**Given task**
Only a number is wanted here: the number of lines of the data that include "marker".

**Raw data**
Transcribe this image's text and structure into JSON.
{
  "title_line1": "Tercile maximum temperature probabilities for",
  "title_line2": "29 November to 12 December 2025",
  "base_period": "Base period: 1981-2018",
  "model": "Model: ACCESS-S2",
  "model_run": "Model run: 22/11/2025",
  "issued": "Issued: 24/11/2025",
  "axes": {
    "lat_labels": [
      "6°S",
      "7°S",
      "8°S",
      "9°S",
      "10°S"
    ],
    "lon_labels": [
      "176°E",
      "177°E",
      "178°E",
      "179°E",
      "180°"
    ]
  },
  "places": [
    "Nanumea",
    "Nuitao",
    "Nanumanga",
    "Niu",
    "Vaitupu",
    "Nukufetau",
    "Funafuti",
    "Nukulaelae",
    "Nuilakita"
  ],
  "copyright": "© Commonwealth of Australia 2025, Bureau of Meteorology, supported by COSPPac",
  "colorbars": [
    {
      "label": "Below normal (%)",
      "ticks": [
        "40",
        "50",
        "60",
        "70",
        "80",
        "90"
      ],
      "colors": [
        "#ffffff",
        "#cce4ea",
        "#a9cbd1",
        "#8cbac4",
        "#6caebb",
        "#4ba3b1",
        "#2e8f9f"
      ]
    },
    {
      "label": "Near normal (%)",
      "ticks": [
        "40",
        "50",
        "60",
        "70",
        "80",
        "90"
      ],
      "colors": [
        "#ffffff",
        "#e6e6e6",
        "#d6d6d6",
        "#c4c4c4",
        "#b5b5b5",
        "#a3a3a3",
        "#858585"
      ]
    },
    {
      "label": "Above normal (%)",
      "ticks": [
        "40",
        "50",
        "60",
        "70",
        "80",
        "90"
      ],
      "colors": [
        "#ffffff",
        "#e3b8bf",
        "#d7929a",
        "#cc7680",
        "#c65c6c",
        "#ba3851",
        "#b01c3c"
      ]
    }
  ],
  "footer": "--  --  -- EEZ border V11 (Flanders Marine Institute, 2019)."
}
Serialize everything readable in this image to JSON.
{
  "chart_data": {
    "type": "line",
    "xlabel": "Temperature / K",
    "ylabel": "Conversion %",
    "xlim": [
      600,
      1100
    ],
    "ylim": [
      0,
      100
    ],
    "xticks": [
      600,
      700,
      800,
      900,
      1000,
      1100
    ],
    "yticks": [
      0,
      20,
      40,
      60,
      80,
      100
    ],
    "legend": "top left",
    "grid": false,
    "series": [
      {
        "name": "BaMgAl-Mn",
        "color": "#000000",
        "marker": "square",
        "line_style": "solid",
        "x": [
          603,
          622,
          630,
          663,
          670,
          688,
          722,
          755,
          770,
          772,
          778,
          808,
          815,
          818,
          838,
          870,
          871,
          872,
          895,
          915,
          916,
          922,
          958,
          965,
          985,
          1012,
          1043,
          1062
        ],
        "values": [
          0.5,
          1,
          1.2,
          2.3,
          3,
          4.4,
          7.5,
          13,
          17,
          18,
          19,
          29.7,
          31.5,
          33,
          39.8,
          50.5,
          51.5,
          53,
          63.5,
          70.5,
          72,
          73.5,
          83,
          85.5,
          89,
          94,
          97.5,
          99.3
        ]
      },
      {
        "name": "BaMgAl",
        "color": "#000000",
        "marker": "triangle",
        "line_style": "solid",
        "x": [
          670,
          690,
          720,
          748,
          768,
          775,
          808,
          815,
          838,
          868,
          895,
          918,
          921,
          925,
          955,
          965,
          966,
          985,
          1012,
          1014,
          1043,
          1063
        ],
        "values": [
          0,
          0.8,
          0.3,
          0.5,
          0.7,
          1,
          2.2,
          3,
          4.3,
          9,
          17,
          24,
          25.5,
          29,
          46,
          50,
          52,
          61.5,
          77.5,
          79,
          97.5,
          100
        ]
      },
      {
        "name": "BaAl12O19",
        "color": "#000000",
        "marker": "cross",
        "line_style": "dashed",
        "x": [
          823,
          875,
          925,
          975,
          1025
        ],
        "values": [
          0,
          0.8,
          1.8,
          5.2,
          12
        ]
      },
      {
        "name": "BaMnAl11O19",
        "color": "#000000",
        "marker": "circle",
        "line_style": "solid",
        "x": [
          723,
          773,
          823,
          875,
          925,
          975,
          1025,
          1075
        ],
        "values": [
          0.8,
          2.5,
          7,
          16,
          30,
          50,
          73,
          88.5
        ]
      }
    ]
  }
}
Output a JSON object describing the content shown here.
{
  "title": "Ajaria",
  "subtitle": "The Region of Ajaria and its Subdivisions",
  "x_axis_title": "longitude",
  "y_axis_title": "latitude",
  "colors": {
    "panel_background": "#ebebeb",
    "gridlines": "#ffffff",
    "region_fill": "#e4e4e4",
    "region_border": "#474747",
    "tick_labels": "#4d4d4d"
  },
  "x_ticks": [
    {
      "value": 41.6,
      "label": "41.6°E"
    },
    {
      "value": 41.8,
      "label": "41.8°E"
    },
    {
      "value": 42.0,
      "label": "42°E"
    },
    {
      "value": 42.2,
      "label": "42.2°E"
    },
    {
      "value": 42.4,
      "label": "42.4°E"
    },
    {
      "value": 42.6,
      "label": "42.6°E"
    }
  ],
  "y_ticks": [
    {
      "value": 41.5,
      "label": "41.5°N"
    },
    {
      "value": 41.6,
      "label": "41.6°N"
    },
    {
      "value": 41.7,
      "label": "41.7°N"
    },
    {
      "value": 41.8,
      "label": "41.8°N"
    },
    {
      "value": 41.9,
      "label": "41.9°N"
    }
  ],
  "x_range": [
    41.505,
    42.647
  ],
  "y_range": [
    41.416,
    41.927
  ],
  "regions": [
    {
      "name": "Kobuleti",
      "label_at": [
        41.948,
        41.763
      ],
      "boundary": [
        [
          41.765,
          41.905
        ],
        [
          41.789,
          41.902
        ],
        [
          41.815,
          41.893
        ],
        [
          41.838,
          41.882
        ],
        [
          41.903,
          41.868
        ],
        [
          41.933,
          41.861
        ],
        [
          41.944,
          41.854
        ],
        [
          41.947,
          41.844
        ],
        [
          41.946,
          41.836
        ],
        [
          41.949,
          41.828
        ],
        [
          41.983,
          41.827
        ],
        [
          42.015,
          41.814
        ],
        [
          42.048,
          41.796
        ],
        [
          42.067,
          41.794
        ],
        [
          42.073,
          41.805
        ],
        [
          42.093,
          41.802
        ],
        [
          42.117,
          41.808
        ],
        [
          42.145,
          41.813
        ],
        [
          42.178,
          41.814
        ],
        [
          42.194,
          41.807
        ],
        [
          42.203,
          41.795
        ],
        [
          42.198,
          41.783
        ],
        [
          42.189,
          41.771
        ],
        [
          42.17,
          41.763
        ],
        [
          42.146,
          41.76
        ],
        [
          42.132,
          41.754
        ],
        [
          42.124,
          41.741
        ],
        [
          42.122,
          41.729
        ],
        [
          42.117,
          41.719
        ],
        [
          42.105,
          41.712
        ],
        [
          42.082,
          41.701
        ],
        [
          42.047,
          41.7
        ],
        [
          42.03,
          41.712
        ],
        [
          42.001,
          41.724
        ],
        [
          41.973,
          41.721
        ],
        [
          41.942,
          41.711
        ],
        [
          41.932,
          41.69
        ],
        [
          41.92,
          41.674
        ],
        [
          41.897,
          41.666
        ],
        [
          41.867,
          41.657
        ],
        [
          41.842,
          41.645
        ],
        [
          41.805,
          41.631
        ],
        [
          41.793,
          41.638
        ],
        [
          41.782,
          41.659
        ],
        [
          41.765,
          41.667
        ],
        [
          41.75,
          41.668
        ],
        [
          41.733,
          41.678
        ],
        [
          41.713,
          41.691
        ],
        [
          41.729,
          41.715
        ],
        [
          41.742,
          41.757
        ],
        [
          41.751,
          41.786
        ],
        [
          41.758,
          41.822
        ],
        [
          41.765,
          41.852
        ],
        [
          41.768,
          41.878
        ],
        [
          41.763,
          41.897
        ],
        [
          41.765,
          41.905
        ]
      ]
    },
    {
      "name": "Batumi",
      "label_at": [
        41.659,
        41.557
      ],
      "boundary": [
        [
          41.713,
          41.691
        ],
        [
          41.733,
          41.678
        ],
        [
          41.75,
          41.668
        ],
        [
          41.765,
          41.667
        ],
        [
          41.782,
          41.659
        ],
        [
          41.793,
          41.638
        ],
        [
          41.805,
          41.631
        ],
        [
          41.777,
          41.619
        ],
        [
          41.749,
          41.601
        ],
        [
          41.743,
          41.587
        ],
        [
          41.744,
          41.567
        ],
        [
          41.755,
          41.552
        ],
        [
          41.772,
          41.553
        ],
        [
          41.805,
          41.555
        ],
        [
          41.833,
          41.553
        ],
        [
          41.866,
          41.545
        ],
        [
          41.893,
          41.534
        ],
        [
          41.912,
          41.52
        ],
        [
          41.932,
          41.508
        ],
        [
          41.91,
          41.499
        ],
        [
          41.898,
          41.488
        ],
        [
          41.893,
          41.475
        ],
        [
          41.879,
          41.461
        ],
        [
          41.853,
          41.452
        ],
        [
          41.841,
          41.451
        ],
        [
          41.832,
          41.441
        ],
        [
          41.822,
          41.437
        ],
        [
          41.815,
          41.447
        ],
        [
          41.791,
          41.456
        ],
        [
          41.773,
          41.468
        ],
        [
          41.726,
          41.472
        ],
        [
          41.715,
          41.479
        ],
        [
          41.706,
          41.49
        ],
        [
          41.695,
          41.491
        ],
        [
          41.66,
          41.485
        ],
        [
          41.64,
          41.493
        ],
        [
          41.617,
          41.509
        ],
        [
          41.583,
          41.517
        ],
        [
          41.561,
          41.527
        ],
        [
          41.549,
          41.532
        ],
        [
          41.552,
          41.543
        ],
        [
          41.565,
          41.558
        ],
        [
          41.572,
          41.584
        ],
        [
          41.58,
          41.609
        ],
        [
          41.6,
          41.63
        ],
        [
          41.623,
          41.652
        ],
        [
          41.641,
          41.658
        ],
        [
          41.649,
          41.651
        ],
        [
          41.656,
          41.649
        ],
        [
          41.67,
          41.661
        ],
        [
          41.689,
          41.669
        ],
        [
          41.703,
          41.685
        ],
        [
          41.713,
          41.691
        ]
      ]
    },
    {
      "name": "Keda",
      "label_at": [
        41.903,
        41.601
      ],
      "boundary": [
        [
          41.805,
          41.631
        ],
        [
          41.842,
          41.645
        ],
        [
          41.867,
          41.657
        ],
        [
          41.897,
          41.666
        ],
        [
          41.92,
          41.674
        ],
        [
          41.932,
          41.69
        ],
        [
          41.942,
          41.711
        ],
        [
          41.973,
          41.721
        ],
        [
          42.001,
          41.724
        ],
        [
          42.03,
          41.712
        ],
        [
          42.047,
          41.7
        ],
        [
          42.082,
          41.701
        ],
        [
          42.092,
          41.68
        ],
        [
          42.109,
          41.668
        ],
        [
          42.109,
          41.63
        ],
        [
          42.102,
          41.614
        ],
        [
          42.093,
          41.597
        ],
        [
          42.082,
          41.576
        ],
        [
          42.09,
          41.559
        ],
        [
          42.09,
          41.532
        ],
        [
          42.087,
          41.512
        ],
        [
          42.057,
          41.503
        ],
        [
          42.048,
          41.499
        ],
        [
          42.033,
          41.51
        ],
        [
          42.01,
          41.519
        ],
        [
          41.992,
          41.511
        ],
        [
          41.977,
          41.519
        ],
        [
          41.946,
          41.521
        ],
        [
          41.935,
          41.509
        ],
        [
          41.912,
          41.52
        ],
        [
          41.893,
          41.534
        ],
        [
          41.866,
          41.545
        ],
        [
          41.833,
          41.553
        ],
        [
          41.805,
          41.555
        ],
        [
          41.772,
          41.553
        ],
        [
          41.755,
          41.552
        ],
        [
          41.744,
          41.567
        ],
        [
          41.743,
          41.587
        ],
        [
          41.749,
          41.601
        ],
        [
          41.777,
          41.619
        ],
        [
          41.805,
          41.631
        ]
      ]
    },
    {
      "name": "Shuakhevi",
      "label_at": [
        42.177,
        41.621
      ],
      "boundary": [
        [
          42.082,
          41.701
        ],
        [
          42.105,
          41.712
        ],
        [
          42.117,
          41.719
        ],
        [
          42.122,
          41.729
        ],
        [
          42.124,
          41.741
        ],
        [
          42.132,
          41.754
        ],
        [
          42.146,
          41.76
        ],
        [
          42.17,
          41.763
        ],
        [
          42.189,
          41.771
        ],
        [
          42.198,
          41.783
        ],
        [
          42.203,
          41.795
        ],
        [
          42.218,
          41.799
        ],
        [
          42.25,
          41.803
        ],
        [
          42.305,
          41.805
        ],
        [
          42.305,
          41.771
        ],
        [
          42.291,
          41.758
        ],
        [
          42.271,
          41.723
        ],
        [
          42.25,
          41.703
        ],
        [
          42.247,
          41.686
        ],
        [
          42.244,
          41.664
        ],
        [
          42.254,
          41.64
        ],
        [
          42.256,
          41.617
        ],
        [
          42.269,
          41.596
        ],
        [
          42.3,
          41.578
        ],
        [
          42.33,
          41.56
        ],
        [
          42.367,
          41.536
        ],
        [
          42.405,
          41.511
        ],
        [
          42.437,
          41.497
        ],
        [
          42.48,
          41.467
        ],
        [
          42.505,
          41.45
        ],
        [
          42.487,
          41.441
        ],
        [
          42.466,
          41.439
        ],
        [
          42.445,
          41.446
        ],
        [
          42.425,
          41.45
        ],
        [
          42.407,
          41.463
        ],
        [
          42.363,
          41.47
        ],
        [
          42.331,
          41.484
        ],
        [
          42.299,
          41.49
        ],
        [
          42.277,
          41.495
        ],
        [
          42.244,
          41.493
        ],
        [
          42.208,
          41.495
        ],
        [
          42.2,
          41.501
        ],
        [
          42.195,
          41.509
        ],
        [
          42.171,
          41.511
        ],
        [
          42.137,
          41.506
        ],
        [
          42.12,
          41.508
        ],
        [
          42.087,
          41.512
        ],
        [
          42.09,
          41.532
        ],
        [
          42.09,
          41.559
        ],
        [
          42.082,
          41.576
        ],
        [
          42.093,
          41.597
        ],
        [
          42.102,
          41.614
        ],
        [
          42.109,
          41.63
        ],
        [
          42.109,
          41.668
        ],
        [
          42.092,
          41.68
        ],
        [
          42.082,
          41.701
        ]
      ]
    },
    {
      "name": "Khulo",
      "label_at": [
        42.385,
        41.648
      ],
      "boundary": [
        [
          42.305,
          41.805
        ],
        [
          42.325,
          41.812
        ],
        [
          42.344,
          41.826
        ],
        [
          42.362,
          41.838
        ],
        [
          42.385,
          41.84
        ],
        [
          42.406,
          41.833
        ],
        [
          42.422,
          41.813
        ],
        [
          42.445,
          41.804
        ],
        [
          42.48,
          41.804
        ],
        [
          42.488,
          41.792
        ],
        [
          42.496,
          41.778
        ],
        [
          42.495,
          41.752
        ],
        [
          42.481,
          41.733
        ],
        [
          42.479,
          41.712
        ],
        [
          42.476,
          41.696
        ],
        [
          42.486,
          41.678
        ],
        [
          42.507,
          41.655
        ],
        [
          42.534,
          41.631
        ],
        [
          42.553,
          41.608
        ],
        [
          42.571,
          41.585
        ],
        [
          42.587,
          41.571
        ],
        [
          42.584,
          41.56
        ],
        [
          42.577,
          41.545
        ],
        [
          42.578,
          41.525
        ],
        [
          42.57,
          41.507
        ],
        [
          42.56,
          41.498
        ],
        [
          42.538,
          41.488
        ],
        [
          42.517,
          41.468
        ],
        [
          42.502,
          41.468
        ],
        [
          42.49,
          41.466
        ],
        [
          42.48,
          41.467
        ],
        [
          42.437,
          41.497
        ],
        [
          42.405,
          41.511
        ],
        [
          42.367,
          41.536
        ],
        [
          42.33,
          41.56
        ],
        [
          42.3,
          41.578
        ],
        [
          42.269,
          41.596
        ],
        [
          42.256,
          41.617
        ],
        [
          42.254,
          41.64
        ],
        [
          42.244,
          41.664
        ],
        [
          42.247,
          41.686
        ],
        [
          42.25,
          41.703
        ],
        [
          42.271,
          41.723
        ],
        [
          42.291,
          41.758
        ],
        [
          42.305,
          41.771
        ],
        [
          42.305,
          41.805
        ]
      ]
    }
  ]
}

**Output below**
4